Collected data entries
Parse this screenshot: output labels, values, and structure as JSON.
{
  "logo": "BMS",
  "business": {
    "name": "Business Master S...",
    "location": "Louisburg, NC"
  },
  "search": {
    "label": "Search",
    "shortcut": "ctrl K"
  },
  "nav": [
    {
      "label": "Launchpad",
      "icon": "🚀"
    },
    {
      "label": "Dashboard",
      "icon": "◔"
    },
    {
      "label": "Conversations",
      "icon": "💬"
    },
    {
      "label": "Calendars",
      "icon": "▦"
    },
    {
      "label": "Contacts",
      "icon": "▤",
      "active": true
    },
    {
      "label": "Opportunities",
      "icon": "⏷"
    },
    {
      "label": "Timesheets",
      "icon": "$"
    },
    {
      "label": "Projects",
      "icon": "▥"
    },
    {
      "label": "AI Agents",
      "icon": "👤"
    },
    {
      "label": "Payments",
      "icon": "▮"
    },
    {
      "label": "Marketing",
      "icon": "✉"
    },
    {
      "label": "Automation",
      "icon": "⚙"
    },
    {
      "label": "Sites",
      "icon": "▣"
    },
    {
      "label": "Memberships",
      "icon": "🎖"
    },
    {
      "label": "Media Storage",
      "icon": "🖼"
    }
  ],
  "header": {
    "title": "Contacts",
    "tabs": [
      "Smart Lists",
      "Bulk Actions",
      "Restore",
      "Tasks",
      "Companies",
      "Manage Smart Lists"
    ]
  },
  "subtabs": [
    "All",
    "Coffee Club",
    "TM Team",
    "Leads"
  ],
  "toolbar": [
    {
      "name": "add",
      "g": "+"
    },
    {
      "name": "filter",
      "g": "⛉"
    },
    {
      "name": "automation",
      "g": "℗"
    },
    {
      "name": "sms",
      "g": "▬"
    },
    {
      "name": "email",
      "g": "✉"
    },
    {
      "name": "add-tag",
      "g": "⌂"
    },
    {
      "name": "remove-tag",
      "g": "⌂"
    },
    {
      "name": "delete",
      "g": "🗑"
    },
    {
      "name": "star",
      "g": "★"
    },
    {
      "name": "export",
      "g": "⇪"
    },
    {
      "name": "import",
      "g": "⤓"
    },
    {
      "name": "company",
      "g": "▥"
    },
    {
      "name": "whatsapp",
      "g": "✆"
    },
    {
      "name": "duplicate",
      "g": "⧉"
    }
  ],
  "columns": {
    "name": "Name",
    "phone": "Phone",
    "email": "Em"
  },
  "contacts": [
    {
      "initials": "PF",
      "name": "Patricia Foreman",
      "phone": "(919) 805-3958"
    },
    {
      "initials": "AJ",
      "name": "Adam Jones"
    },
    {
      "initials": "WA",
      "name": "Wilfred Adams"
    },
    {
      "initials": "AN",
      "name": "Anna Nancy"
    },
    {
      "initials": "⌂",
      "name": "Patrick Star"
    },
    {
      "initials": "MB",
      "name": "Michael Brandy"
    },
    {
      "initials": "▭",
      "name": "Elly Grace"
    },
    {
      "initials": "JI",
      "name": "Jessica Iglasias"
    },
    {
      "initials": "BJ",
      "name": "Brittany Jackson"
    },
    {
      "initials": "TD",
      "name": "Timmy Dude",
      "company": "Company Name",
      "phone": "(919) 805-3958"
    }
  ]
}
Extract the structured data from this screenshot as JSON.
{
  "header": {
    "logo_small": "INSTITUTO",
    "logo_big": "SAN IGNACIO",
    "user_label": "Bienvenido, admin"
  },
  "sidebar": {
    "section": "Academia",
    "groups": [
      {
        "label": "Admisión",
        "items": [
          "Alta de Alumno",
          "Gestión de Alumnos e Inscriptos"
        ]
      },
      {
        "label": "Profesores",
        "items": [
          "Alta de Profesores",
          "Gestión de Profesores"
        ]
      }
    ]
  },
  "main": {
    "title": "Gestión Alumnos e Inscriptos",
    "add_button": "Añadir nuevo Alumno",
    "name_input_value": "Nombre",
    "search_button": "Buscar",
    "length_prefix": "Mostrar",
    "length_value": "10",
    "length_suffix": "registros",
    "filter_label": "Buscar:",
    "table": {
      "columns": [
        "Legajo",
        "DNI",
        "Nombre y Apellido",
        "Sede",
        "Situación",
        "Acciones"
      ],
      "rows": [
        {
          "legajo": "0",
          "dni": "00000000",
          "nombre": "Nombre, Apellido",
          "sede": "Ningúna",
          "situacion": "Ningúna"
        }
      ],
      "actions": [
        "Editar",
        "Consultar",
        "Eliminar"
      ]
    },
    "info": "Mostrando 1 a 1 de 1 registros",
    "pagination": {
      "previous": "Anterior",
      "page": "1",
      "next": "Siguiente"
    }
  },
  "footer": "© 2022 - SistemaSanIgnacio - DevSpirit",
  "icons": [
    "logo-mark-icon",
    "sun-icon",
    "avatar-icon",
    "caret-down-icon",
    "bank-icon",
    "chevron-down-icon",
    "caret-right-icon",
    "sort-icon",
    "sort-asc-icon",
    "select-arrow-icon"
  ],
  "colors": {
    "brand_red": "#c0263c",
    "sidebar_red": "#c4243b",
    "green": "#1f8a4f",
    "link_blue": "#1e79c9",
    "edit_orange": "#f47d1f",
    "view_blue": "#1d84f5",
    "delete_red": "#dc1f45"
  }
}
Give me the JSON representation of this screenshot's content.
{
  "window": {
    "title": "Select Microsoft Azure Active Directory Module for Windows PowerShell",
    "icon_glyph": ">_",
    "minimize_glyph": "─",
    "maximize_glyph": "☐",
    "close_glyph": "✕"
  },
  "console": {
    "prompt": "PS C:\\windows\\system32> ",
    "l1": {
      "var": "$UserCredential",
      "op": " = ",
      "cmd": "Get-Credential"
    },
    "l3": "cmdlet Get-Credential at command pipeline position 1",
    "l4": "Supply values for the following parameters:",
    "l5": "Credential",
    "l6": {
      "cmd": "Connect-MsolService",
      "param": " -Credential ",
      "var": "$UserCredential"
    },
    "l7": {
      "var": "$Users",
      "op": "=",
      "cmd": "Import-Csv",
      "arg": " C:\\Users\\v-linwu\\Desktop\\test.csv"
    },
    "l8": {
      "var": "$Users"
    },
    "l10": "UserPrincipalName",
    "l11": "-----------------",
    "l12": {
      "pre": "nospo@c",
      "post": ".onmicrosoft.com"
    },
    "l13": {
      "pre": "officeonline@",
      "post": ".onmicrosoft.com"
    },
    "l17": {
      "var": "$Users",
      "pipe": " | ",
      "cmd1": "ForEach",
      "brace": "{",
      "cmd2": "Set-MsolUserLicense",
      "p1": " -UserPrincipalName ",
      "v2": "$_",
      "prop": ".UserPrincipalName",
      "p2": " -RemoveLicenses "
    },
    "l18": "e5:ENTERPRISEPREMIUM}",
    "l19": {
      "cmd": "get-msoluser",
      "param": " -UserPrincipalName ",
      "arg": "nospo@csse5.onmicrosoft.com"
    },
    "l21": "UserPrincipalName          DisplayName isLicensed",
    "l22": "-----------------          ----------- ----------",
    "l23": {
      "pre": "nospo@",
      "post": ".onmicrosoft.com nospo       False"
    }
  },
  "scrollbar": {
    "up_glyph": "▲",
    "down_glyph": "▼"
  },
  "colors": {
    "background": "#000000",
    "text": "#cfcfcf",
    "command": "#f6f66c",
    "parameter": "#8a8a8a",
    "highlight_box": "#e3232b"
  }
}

» **TASK DETAILS**:
Extract the complete set of records unchanged.

» **SOLUTION FOR THIS PROBLEM**:
Parse this screenshot: output labels, values, and structure as JSON.
{
  "logo": "BMS",
  "business": {
    "name": "Business Master S...",
    "location": "Louisburg, NC"
  },
  "search": {
    "label": "Search",
    "shortcut": "ctrl K"
  },
  "nav": [
    {
      "label": "Launchpad",
      "icon": "🚀"
    },
    {
      "label": "Dashboard",
      "icon": "◔"
    },
    {
      "label": "Conversations",
      "icon": "💬"
    },
    {
      "label": "Calendars",
      "icon": "▦"
    },
    {
      "label": "Contacts",
      "icon": "▤",
      "active": true
    },
    {
      "label": "Opportunities",
      "icon": "⏷"
    },
    {
      "label": "Timesheets",
      "icon": "$"
    },
    {
      "label": "Projects",
      "icon": "▥"
    },
    {
      "label": "AI Agents",
      "icon": "👤"
    },
    {
      "label": "Payments",
      "icon": "▮"
    },
    {
      "label": "Marketing",
      "icon": "✉"
    },
    {
      "label": "Automation",
      "icon": "⚙"
    },
    {
      "label": "Sites",
      "icon": "▣"
    },
    {
      "label": "Memberships",
      "icon": "🎖"
    },
    {
      "label": "Media Storage",
      "icon": "🖼"
    }
  ],
  "header": {
    "title": "Contacts",
    "tabs": [
      "Smart Lists",
      "Bulk Actions",
      "Restore",
      "Tasks",
      "Companies",
      "Manage Smart Lists"
    ]
  },
  "subtabs": [
    "All",
    "Coffee Club",
    "TM Team",
    "Leads"
  ],
  "toolbar": [
    {
      "name": "add",
      "g": "+"
    },
    {
      "name": "filter",
      "g": "⛉"
    },
    {
      "name": "automation",
      "g": "℗"
    },
    {
      "name": "sms",
      "g": "▬"
    },
    {
      "name": "email",
      "g": "✉"
    },
    {
      "name": "add-tag",
      "g": "⌂"
    },
    {
      "name": "remove-tag",
      "g": "⌂"
    },
    {
      "name": "delete",
      "g": "🗑"
    },
    {
      "name": "star",
      "g": "★"
    },
    {
      "name": "export",
      "g": "⇪"
    },
    {
      "name": "import",
      "g": "⤓"
    },
    {
      "name": "company",
      "g": "▥"
    },
    {
      "name": "whatsapp",
      "g": "✆"
    },
    {
      "name": "duplicate",
      "g": "⧉"
    }
  ],
  "columns": {
    "name": "Name",
    "phone": "Phone",
    "email": "Em"
  },
  "contacts": [
    {
      "initials": "PF",
      "name": "Patricia Foreman",
      "phone": "(919) 805-3958"
    },
    {
      "initials": "AJ",
      "name": "Adam Jones"
    },
    {
      "initials": "WA",
      "name": "Wilfred Adams"
    },
    {
      "initials": "AN",
      "name": "Anna Nancy"
    },
    {
      "initials": "⌂",
      "name": "Patrick Star"
    },
    {
      "initials": "MB",
      "name": "Michael Brandy"
    },
    {
      "initials": "▭",
      "name": "Elly Grace"
    },
    {
      "initials": "JI",
      "name": "Jessica Iglasias"
    },
    {
      "initials": "BJ",
      "name": "Brittany Jackson"
    },
    {
      "initials": "TD",
      "name": "Timmy Dude",
      "company": "Company Name",
      "phone": "(919) 805-3958"
    }
  ]
}
Extract the structured data from this screenshot as JSON.
{
  "header": {
    "logo_small": "INSTITUTO",
    "logo_big": "SAN IGNACIO",
    "user_label": "Bienvenido, admin"
  },
  "sidebar": {
    "section": "Academia",
    "groups": [
      {
        "label": "Admisión",
        "items": [
          "Alta de Alumno",
          "Gestión de Alumnos e Inscriptos"
        ]
      },
      {
        "label": "Profesores",
        "items": [
          "Alta de Profesores",
          "Gestión de Profesores"
        ]
      }
    ]
  },
  "main": {
    "title": "Gestión Alumnos e Inscriptos",
    "add_button": "Añadir nuevo Alumno",
    "name_input_value": "Nombre",
    "search_button": "Buscar",
    "length_prefix": "Mostrar",
    "length_value": "10",
    "length_suffix": "registros",
    "filter_label": "Buscar:",
    "table": {
      "columns": [
        "Legajo",
        "DNI",
        "Nombre y Apellido",
        "Sede",
        "Situación",
        "Acciones"
      ],
      "rows": [
        {
          "legajo": "0",
          "dni": "00000000",
          "nombre": "Nombre, Apellido",
          "sede": "Ningúna",
          "situacion": "Ningúna"
        }
      ],
      "actions": [
        "Editar",
        "Consultar",
        "Eliminar"
      ]
    },
    "info": "Mostrando 1 a 1 de 1 registros",
    "pagination": {
      "previous": "Anterior",
      "page": "1",
      "next": "Siguiente"
    }
  },
  "footer": "© 2022 - SistemaSanIgnacio - DevSpirit",
  "icons": [
    "logo-mark-icon",
    "sun-icon",
    "avatar-icon",
    "caret-down-icon",
    "bank-icon",
    "chevron-down-icon",
    "caret-right-icon",
    "sort-icon",
    "sort-asc-icon",
    "select-arrow-icon"
  ],
  "colors": {
    "brand_red": "#c0263c",
    "sidebar_red": "#c4243b",
    "green": "#1f8a4f",
    "link_blue": "#1e79c9",
    "edit_orange": "#f47d1f",
    "view_blue": "#1d84f5",
    "delete_red": "#dc1f45"
  }
}
Give me the JSON representation of this screenshot's content.
{
  "window": {
    "title": "Select Microsoft Azure Active Directory Module for Windows PowerShell",
    "icon_glyph": ">_",
    "minimize_glyph": "─",
    "maximize_glyph": "☐",
    "close_glyph": "✕"
  },
  "console": {
    "prompt": "PS C:\\windows\\system32> ",
    "l1": {
      "var": "$UserCredential",
      "op": " = ",
      "cmd": "Get-Credential"
    },
    "l3": "cmdlet Get-Credential at command pipeline position 1",
    "l4": "Supply values for the following parameters:",
    "l5": "Credential",
    "l6": {
      "cmd": "Connect-MsolService",
      "param": " -Credential ",
      "var": "$UserCredential"
    },
    "l7": {
      "var": "$Users",
      "op": "=",
      "cmd": "Import-Csv",
      "arg": " C:\\Users\\v-linwu\\Desktop\\test.csv"
    },
    "l8": {
      "var": "$Users"
    },
    "l10": "UserPrincipalName",
    "l11": "-----------------",
    "l12": {
      "pre": "nospo@c",
      "post": ".onmicrosoft.com"
    },
    "l13": {
      "pre": "officeonline@",
      "post": ".onmicrosoft.com"
    },
    "l17": {
      "var": "$Users",
      "pipe": " | ",
      "cmd1": "ForEach",
      "brace": "{",
      "cmd2": "Set-MsolUserLicense",
      "p1": " -UserPrincipalName ",
      "v2": "$_",
      "prop": ".UserPrincipalName",
      "p2": " -RemoveLicenses "
    },
    "l18": "e5:ENTERPRISEPREMIUM}",
    "l19": {
      "cmd": "get-msoluser",
      "param": " -UserPrincipalName ",
      "arg": "nospo@csse5.onmicrosoft.com"
    },
    "l21": "UserPrincipalName          DisplayName isLicensed",
    "l22": "-----------------          ----------- ----------",
    "l23": {
      "pre": "nospo@",
      "post": ".onmicrosoft.com nospo       False"
    }
  },
  "scrollbar": {
    "up_glyph": "▲",
    "down_glyph": "▼"
  },
  "colors": {
    "background": "#000000",
    "text": "#cfcfcf",
    "command": "#f6f66c",
    "parameter": "#8a8a8a",
    "highlight_box": "#e3232b"
  }
}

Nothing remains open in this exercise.